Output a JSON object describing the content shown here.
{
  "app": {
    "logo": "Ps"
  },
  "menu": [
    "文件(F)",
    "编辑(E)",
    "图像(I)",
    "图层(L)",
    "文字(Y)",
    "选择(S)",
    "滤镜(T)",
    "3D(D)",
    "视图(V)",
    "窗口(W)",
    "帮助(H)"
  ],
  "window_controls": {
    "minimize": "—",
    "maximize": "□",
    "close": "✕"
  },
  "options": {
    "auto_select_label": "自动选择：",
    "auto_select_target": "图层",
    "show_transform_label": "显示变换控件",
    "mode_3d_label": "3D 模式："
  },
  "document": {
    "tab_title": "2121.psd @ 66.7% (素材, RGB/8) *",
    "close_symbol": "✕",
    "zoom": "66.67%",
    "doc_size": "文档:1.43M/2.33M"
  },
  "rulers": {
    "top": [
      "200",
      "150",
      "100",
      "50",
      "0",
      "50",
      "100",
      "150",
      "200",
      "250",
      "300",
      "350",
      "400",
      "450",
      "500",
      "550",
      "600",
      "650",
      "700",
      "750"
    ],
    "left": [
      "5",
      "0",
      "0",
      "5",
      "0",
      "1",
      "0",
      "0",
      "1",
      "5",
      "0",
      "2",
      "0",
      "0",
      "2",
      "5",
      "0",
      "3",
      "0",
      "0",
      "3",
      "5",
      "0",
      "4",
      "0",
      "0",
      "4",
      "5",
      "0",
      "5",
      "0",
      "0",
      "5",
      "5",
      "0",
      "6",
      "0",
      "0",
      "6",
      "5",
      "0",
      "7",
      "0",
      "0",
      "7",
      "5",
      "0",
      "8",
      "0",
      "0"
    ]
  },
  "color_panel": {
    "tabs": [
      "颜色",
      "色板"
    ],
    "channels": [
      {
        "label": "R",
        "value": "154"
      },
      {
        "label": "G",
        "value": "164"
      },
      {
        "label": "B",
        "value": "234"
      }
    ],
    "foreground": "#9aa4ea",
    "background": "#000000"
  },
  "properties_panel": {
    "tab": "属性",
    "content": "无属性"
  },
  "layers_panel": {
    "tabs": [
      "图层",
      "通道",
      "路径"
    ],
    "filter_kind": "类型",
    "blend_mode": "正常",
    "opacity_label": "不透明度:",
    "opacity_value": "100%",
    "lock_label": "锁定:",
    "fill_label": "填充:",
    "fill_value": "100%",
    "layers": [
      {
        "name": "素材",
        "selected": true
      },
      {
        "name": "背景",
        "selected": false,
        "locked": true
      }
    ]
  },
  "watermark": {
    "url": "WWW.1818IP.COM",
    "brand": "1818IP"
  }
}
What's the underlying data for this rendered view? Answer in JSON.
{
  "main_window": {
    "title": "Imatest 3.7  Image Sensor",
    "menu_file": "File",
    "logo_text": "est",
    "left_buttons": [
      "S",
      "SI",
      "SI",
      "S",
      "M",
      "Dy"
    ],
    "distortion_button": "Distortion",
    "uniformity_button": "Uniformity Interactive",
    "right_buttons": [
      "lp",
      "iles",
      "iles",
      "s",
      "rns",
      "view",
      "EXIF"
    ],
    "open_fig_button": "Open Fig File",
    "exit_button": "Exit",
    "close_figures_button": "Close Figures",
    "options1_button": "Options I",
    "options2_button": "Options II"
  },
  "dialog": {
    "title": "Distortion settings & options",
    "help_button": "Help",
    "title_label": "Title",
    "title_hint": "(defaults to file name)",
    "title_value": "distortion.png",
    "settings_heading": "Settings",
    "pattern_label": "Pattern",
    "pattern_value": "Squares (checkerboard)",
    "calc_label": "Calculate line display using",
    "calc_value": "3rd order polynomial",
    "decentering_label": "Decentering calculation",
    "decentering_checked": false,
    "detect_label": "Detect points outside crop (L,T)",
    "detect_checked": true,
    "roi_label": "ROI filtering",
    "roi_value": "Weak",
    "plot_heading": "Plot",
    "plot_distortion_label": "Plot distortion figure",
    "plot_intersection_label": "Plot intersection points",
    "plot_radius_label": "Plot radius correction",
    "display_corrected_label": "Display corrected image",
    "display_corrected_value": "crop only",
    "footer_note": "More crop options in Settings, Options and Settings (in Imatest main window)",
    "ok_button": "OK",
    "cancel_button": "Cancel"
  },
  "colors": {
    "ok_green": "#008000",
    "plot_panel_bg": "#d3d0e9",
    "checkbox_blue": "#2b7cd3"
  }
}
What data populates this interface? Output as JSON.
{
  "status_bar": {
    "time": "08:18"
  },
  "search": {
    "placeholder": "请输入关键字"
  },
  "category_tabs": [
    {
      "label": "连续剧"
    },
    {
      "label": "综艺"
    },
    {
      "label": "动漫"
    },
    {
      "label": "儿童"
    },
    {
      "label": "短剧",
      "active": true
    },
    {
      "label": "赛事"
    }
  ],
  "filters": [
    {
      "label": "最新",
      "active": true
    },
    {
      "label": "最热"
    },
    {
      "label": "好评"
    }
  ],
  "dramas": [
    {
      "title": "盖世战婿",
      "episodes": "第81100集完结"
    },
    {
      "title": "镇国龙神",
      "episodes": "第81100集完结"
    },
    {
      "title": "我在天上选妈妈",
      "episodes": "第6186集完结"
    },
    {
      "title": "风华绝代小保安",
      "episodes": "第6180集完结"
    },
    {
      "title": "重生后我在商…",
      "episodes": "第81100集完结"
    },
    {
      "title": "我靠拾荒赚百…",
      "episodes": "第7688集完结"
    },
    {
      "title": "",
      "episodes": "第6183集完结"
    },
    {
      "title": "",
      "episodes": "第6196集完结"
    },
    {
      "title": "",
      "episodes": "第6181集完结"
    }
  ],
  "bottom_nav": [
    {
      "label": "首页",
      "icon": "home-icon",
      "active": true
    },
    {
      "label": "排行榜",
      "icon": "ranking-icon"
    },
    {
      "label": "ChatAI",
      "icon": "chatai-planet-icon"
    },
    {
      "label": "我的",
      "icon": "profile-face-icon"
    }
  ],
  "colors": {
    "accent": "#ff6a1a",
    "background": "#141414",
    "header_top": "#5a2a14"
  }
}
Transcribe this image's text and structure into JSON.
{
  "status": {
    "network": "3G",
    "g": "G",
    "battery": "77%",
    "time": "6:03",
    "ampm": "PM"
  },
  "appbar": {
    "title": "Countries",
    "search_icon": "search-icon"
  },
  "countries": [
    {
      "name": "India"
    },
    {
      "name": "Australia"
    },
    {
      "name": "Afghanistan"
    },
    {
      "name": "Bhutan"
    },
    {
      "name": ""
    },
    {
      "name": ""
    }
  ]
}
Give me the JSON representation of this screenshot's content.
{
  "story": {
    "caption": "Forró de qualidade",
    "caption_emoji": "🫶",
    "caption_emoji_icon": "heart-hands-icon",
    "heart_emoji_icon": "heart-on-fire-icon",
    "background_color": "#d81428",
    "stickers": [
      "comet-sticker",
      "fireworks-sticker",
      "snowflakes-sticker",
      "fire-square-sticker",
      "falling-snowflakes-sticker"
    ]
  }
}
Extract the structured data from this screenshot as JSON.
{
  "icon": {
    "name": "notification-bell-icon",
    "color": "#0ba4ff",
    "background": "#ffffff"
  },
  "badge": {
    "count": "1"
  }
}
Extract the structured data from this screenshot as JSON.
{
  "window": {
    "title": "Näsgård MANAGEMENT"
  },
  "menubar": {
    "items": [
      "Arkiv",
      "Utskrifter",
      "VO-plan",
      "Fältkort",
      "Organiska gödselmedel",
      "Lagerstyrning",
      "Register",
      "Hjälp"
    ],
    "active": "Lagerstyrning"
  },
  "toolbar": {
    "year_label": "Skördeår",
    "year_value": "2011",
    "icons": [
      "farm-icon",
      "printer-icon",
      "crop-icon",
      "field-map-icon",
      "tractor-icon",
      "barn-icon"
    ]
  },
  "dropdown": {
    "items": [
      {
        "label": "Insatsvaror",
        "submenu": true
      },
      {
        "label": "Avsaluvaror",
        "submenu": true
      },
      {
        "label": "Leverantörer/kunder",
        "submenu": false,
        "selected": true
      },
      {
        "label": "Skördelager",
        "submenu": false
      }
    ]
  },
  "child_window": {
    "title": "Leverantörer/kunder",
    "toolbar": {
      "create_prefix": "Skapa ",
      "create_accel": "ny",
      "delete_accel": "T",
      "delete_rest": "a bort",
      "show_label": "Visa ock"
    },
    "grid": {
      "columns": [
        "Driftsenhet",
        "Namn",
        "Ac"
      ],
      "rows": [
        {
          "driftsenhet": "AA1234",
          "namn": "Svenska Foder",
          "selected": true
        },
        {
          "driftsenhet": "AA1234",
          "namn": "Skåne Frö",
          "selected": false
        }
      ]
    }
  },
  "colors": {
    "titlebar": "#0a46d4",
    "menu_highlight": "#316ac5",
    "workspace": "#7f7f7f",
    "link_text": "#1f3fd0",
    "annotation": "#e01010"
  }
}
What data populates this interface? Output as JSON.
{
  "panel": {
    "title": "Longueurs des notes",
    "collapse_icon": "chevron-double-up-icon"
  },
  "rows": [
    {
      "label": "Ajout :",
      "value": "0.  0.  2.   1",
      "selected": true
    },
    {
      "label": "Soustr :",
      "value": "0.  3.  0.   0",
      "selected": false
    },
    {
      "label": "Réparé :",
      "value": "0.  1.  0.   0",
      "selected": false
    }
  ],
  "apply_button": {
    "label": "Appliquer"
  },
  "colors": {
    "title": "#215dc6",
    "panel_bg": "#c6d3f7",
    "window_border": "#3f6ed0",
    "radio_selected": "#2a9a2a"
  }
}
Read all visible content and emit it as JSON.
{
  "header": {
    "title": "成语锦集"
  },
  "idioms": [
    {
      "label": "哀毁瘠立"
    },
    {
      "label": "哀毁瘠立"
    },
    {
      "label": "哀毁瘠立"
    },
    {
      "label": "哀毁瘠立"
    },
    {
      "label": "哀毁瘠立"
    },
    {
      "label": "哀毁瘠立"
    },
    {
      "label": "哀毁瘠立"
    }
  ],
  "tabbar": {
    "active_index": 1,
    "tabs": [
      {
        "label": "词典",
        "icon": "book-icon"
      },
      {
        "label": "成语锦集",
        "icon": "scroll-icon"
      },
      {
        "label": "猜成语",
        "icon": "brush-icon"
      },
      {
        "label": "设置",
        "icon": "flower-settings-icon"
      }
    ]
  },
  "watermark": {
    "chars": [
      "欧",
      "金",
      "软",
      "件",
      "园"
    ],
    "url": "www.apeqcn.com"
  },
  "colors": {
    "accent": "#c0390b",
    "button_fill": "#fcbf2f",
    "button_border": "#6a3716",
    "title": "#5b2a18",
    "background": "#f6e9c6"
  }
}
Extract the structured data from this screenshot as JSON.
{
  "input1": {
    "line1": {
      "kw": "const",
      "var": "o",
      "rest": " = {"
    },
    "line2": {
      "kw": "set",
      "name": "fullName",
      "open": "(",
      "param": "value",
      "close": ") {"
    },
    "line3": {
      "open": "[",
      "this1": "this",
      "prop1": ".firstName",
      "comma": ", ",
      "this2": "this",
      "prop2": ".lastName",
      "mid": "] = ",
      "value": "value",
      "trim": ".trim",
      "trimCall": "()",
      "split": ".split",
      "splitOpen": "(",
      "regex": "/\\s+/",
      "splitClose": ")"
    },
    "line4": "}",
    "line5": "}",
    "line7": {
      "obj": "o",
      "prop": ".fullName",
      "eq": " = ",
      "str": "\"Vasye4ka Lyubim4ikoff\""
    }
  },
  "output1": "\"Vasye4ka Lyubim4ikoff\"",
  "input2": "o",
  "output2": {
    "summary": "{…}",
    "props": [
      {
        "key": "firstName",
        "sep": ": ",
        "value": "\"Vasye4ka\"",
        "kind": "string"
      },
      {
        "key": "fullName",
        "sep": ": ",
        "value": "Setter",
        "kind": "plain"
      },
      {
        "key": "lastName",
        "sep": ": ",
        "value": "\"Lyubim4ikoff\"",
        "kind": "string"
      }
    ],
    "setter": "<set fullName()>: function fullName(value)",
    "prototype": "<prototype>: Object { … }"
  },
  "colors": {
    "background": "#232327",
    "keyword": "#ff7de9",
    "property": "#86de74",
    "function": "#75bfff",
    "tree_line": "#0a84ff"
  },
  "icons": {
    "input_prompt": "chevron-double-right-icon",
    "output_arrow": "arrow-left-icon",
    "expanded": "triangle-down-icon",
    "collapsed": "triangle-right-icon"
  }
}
□ □ □ □
◆ **Exercise directions**
Report only how many lines in the listing contain the string "points".

◆ **Task output**
2